Die Tage vor Los Alamos

von Josef Kanon

NEW MEXIKO, FRÜHJAHR 1945:

In der Nähe des streng geheimen Forschungsgeländes von Los Alamos wird ein Toter gefunden. An sich kein aufsehenerr Fall, doch für General Groves, der gemeinsam mit Robert Oppenheimer das Manhattan Project, den Bau der ersten Atombombe, leitet, ist der Tod von Karl Brauner eine Katastrophe. Brauner war Sicherheitsoffizier in Los Alamos, und nur wenige hatten Zugang zu so vielen neuen Forschungsergebnissen wie er. Michael Conolly, der für das „Office of War information“ arbeitet, erhält den Auftrag, diesen Fall diskret aufzuklären, ohne das Projekt zu verzögern oder gar zu gefährden.

**VORLIEGENDE EINTRÄGE**:

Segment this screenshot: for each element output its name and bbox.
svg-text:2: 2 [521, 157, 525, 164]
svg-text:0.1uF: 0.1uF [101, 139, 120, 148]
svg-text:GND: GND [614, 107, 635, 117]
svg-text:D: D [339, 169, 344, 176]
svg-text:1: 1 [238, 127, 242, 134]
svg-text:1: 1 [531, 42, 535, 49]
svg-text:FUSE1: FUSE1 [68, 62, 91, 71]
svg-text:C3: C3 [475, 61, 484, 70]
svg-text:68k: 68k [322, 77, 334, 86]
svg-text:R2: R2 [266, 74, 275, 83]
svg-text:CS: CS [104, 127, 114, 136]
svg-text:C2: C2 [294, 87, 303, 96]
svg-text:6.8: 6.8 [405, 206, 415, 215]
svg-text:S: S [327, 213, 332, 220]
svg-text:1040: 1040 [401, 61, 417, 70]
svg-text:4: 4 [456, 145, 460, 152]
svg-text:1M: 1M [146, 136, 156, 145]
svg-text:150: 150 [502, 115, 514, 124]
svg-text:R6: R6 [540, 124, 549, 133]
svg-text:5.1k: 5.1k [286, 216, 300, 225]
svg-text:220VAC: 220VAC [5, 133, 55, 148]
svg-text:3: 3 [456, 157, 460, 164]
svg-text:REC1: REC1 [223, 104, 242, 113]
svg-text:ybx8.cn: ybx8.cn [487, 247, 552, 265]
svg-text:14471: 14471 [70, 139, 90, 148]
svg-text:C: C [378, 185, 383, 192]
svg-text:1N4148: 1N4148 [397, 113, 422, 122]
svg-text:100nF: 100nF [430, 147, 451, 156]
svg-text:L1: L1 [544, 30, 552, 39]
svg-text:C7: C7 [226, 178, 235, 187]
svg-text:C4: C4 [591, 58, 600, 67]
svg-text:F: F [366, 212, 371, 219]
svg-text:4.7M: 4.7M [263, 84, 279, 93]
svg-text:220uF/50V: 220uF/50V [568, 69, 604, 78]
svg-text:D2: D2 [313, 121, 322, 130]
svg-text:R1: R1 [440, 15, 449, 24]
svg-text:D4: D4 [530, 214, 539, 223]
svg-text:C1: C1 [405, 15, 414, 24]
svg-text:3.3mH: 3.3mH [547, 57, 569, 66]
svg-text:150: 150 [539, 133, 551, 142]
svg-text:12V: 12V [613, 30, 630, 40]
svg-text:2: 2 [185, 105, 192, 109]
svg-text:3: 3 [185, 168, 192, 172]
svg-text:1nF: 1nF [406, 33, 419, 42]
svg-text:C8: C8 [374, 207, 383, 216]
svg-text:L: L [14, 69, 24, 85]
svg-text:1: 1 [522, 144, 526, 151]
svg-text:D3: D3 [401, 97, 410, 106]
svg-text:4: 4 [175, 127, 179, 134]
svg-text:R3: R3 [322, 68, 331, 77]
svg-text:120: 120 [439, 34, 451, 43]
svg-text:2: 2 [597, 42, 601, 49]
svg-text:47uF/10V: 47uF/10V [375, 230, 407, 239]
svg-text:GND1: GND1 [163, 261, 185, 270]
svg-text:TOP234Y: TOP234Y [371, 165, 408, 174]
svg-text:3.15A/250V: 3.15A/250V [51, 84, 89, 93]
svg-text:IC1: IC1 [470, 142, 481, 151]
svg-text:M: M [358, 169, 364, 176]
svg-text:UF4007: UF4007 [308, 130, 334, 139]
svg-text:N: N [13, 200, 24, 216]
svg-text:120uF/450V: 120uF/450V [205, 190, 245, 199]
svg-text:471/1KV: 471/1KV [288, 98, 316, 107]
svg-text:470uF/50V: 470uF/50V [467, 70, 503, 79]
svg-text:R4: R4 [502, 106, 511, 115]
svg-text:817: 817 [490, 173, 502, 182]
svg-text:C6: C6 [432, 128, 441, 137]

**ZU LÖSENDE AUFGABE**: Setzen Sie den Lesetext über den Todesfall nahe Los Alamos im Anschluss an seinen letzten Satz fort.

**LÖSUNG DER AUFGABE**:
Vorerst kommen Conollys Recherchen nur schleppend voran. Er flüchtet sich in eine Affäre mit Emma, der Frau des polnisch-jüdischen Wissenschaftlers Daniel Pawlowski, in die er sich schon am ersten Abend in Los Alamos verliebt hatte. Doch Emma Pawlowski hat sehr viel mehr mit dem Mordfall Brauner zu tun, als Conolly zunächst ahnt …
Kein Augenzeuge hätte diesen Roman glaubwürdiger schreiben können. „Die Tage vor Los Alamos“ ist ein glänzend recherchierter und virtuos erzählter Zeitroman.
(Quelle: Bucheinband)

Informationen zum Autor

Joseph Kanon studierte am Trinity College in Cambridge. Danach arbeitete er für verschiedene Verlage in den USA und in Europa. Zuletzt war er Verlagsleiter bei Houghton Nifflin. Er lebt mit seiner Frau und zwei Söhnen in New York. Die „Tage vor Los Alamos“ ist sein erster Roman.